START Record list

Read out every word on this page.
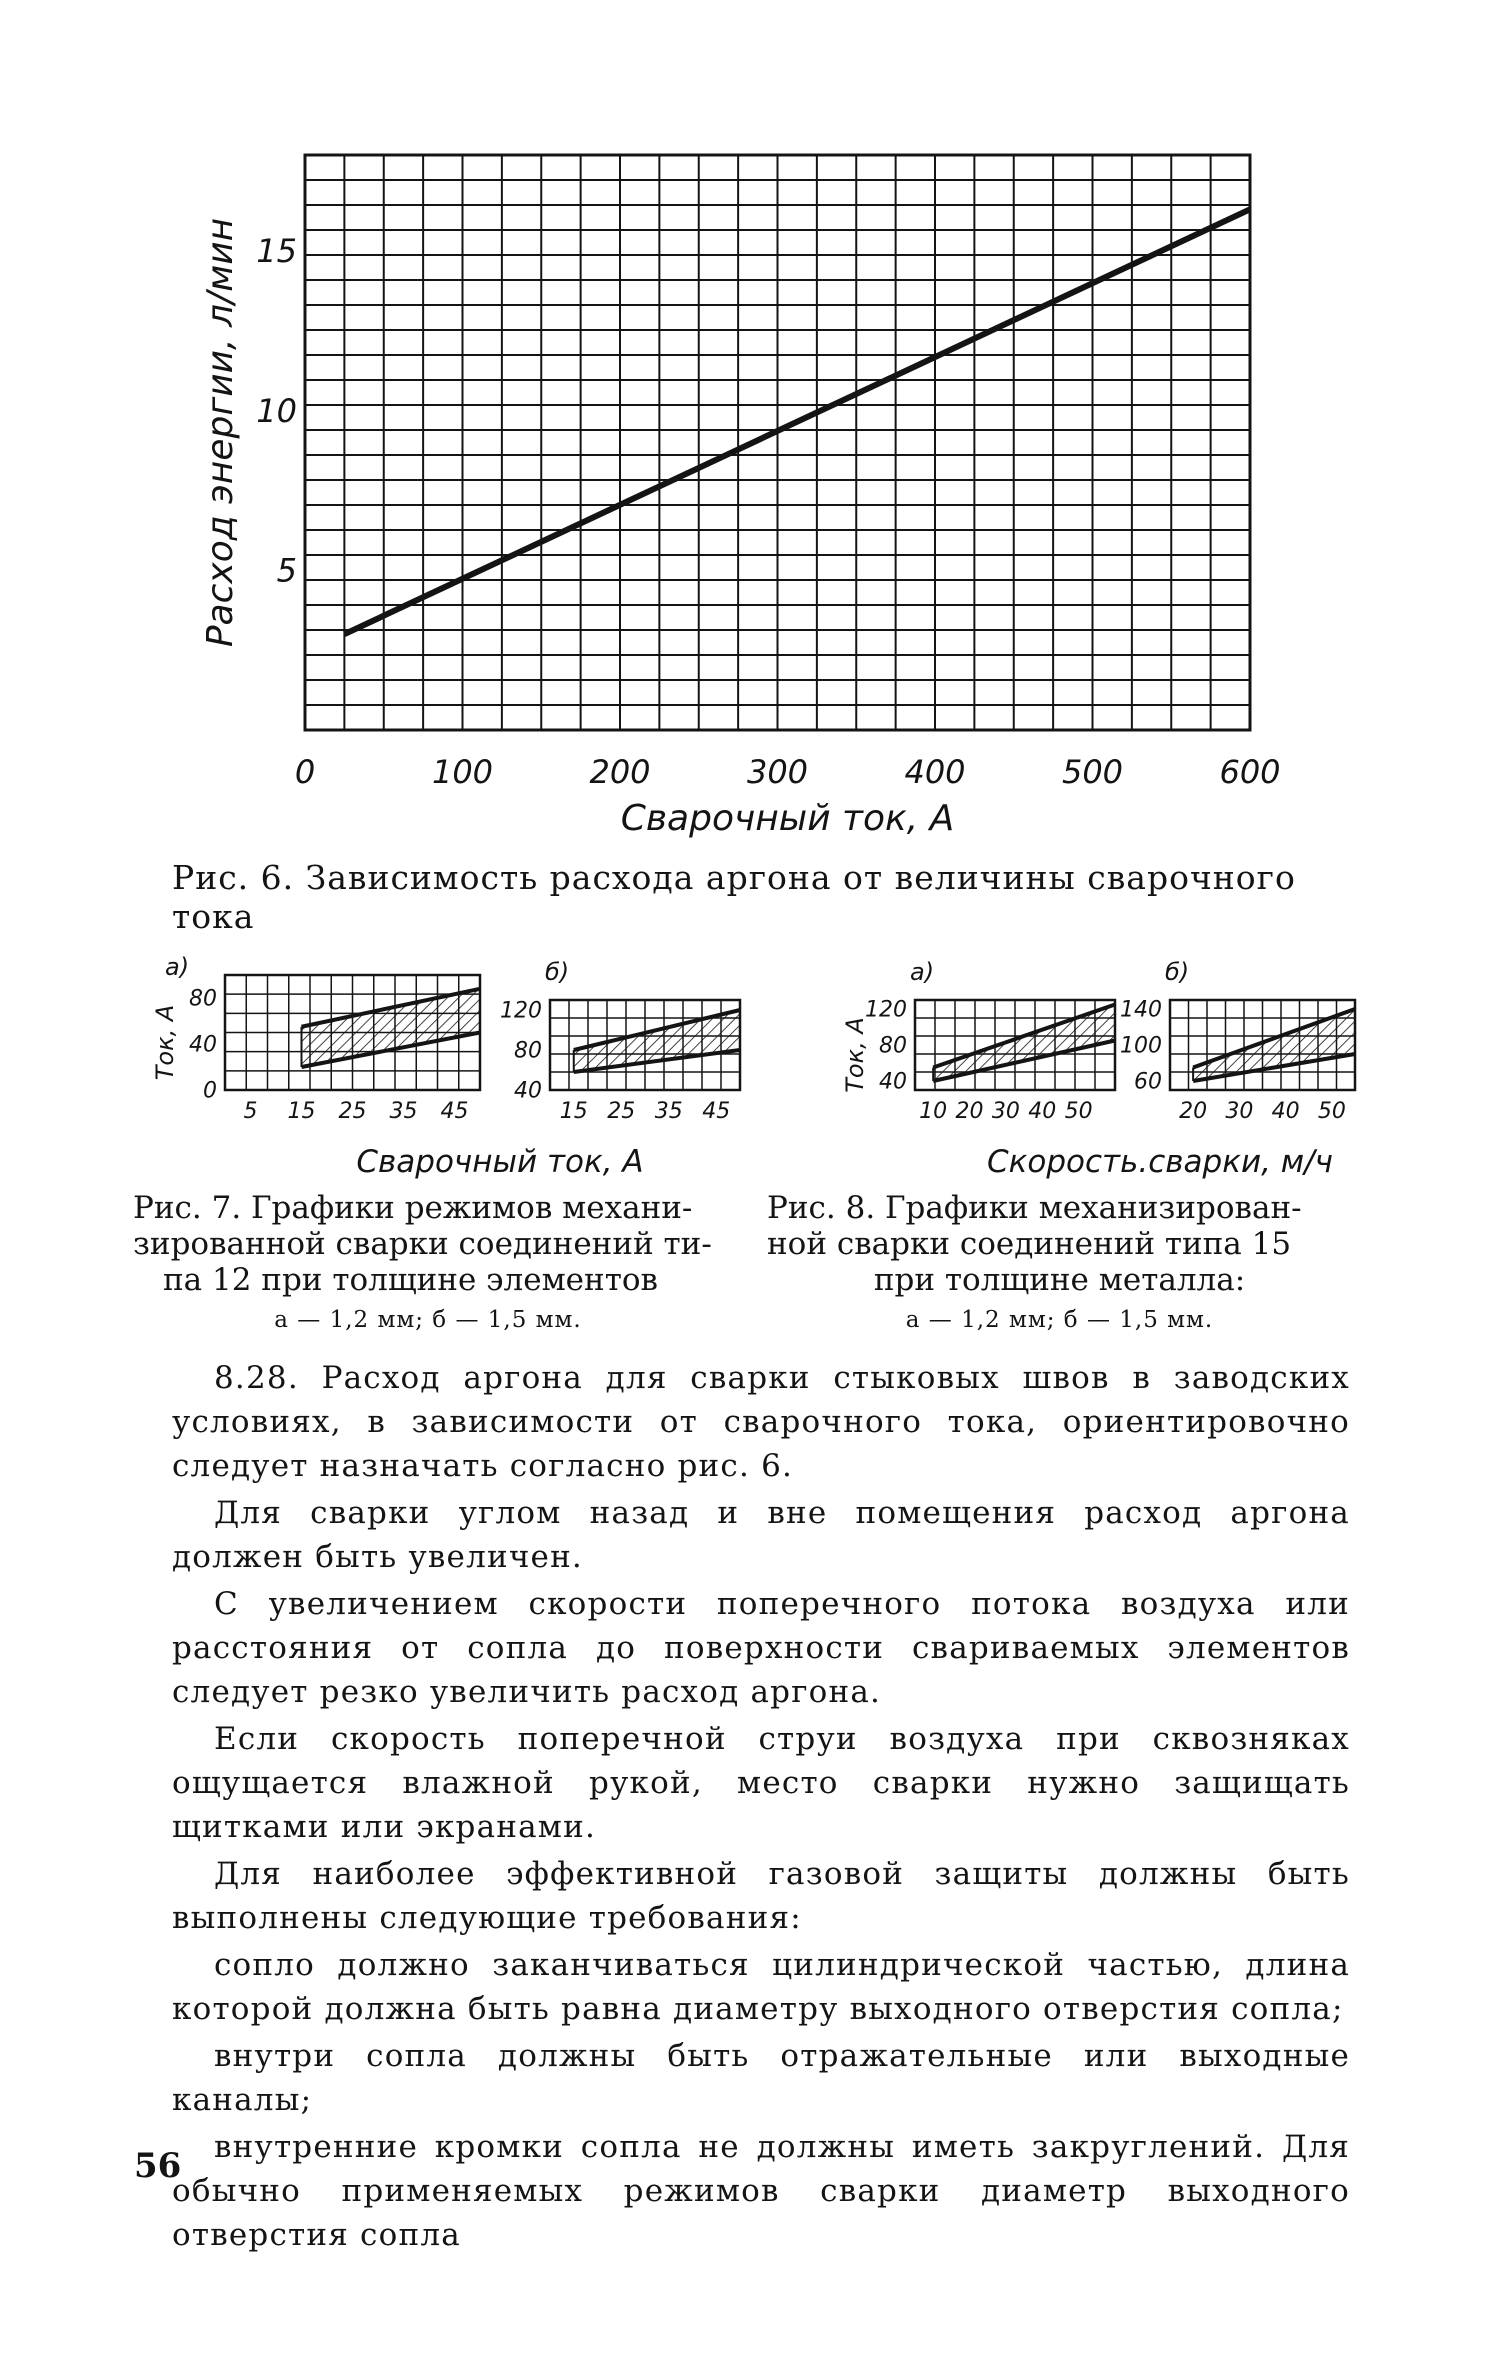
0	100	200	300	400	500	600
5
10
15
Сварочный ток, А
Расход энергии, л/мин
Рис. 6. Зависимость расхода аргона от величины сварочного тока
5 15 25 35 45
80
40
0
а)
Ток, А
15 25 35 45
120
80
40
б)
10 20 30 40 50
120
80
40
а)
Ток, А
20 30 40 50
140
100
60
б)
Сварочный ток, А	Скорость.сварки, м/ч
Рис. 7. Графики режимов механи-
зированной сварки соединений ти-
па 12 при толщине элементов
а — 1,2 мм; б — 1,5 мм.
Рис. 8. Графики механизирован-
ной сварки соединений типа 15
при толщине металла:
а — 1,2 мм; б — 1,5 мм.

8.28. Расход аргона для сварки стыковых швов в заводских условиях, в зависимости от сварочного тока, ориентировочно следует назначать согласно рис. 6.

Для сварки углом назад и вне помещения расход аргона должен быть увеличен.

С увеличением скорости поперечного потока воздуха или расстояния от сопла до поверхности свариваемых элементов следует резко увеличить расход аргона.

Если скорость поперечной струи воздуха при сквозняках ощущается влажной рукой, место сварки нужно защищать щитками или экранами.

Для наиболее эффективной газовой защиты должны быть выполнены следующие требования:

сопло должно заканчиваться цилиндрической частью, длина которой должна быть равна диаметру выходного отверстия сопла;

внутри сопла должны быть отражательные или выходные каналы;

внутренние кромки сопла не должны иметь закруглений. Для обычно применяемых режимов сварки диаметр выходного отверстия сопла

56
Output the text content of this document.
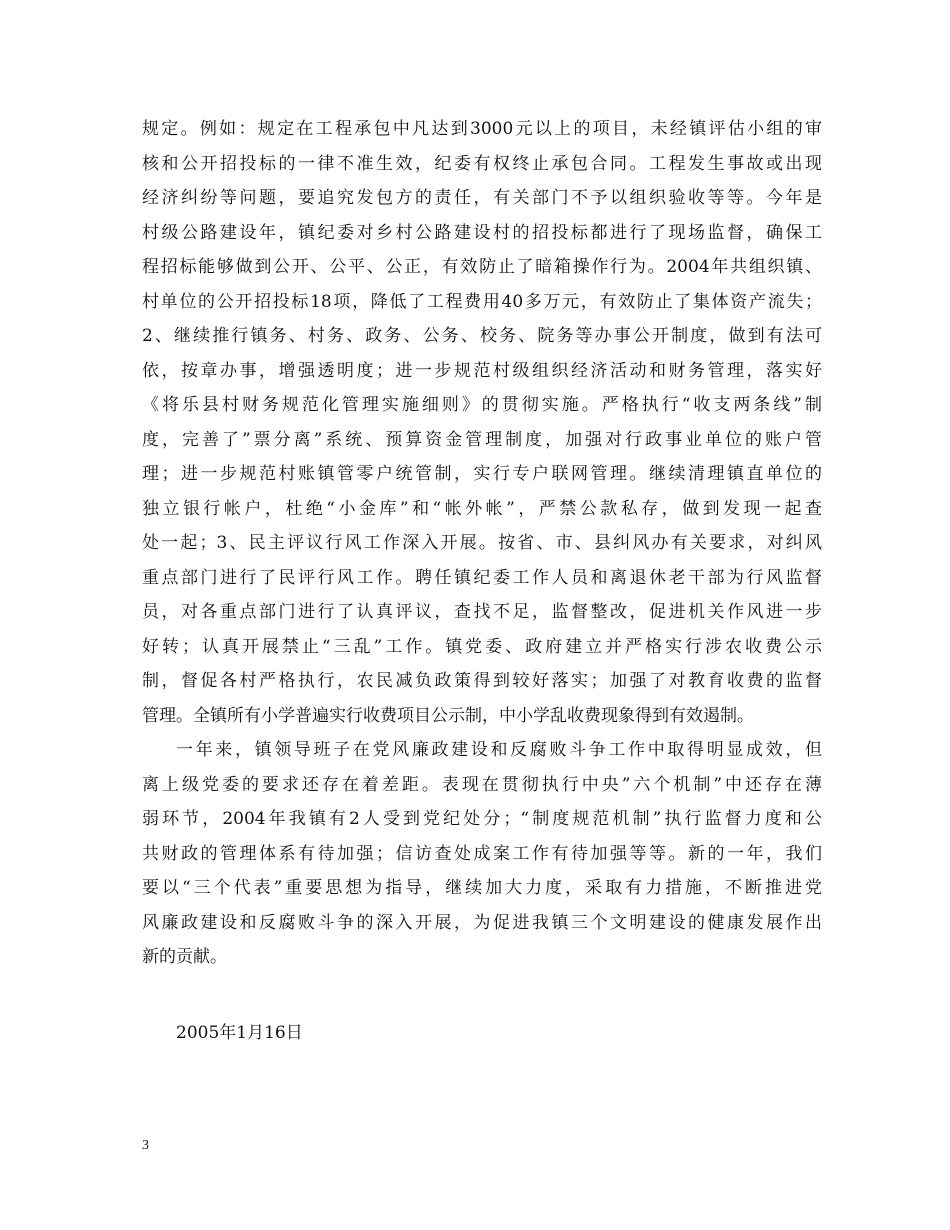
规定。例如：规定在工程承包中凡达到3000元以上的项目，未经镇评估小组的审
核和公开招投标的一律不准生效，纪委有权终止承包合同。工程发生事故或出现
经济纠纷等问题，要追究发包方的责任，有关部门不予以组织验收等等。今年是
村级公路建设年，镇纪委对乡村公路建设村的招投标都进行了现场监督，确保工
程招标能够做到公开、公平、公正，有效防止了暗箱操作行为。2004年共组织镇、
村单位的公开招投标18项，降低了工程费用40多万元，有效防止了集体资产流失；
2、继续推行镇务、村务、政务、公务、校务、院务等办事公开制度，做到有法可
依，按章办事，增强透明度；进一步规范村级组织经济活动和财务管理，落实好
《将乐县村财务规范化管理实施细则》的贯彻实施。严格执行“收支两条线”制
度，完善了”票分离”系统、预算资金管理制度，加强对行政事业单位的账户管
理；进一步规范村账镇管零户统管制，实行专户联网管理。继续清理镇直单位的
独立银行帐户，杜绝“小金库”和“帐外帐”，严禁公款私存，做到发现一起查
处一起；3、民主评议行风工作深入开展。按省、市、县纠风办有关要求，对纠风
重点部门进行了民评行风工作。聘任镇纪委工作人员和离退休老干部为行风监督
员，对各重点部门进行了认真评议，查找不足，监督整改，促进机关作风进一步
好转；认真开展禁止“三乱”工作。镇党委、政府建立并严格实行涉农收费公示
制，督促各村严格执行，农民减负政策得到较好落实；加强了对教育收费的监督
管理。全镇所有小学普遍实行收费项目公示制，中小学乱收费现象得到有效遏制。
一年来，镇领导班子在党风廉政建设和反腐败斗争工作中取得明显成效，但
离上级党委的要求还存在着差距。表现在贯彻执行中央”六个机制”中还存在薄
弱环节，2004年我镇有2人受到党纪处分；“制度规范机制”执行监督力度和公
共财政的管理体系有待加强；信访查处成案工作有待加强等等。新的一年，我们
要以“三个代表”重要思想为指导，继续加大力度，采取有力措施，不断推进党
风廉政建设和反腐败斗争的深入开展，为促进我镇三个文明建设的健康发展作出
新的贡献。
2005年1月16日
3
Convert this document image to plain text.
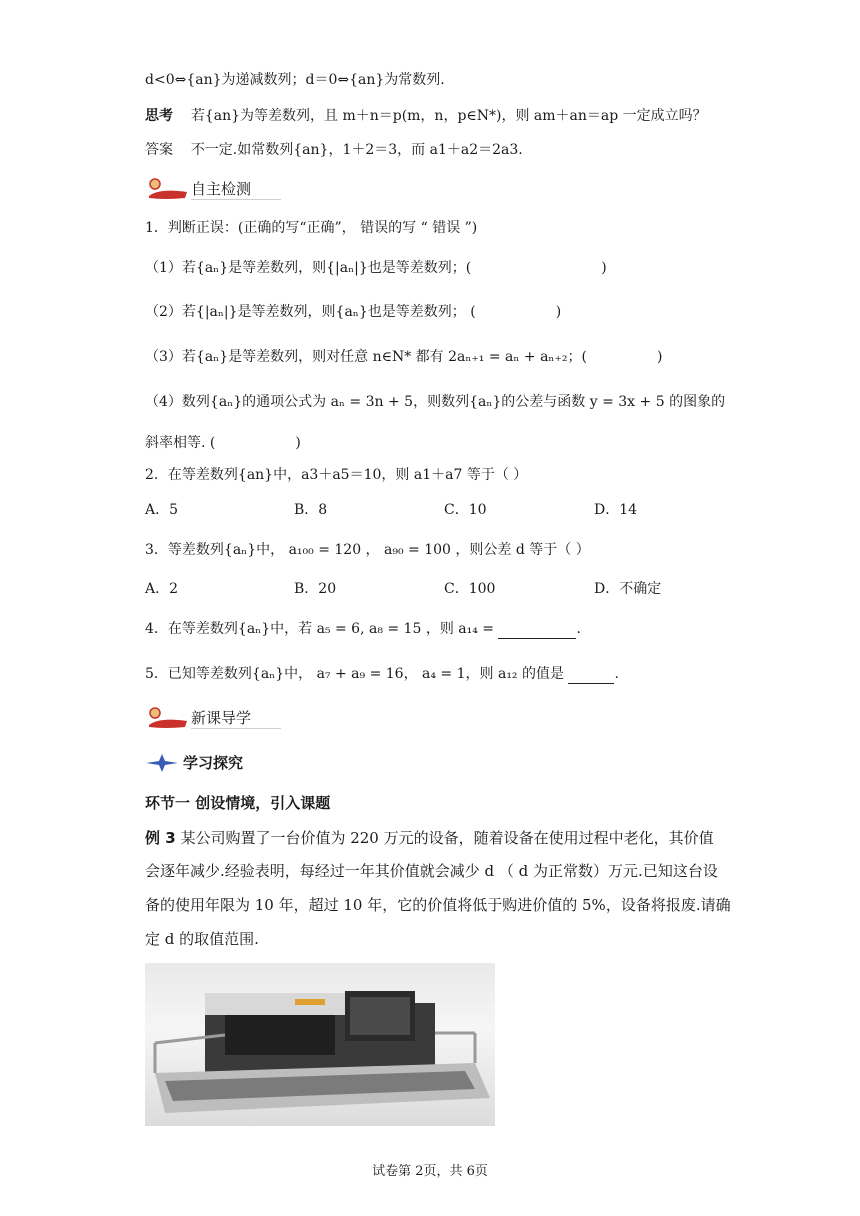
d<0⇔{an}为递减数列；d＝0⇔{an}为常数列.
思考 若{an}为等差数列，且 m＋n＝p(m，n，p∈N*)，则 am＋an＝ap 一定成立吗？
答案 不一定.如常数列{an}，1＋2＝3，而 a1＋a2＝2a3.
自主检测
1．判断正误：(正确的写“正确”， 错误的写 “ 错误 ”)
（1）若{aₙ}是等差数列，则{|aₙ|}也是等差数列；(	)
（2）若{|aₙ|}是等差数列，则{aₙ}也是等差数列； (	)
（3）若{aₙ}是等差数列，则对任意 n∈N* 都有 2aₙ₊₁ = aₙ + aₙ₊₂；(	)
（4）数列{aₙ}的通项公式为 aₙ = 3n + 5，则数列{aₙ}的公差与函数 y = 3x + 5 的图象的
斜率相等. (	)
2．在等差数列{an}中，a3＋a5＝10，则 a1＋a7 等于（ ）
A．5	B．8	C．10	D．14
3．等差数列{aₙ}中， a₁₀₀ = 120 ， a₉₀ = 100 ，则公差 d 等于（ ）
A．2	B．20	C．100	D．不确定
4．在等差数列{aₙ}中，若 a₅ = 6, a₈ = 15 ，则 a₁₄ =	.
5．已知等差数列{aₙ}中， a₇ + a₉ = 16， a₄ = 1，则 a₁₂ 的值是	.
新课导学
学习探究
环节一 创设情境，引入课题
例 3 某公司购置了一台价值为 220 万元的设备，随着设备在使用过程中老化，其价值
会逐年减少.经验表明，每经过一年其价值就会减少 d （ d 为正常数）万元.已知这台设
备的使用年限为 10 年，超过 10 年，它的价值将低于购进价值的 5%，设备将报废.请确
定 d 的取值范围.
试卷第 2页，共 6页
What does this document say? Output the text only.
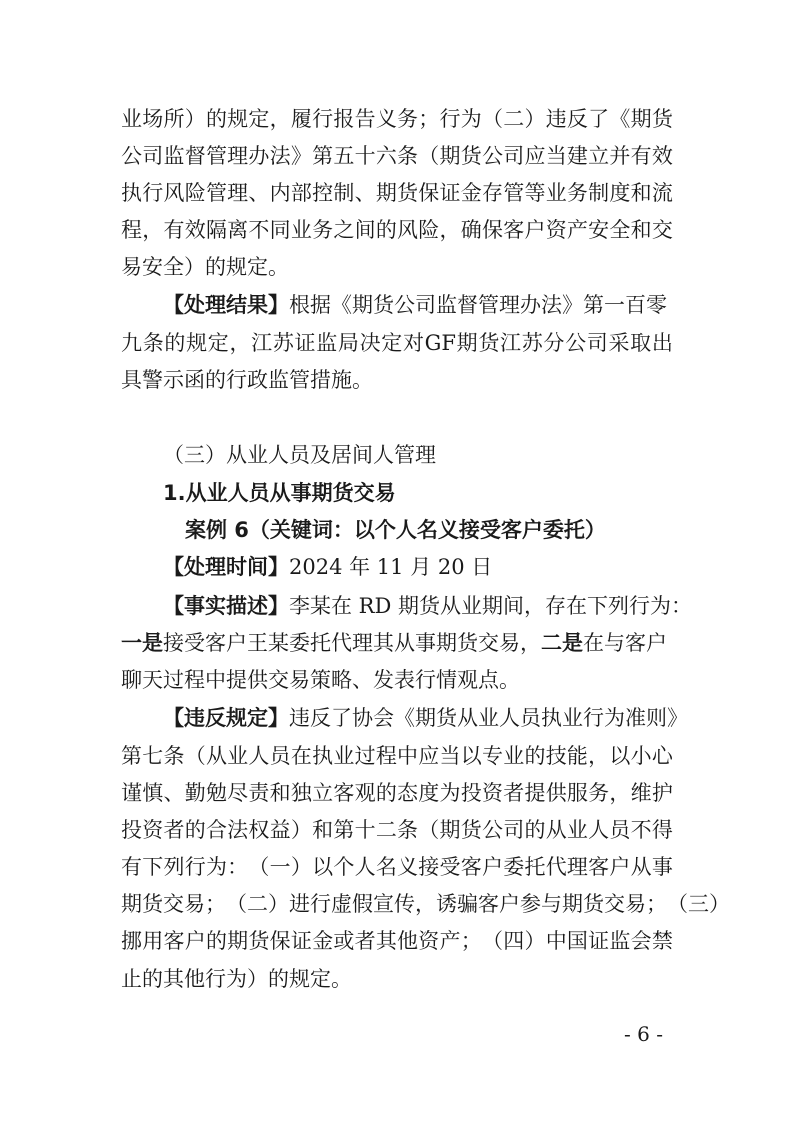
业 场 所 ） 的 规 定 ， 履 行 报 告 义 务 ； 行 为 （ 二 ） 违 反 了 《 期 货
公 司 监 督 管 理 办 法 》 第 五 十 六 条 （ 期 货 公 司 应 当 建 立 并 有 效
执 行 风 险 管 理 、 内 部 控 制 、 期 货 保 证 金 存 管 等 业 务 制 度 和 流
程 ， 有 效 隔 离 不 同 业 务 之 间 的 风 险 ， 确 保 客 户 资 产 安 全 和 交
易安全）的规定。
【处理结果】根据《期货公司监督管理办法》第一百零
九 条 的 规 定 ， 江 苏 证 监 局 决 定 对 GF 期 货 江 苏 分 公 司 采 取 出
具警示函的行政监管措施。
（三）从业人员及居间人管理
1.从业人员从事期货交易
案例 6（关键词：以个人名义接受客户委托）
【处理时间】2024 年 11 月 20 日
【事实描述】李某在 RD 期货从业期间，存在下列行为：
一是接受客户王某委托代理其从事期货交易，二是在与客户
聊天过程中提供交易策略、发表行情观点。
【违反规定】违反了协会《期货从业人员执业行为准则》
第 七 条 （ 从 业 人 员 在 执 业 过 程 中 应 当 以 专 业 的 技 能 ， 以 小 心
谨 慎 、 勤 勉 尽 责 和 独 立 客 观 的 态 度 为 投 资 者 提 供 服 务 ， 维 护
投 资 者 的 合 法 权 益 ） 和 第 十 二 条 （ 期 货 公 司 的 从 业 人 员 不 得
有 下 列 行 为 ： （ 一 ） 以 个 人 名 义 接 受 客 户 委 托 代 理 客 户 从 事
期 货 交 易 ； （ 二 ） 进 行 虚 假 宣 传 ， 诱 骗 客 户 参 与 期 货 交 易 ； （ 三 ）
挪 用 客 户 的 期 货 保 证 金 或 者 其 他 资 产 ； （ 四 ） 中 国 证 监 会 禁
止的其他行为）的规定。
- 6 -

END Record list

In the records above, how many lines contain the string "也是等差数列"? State that number only.

- Result of the exercise -
2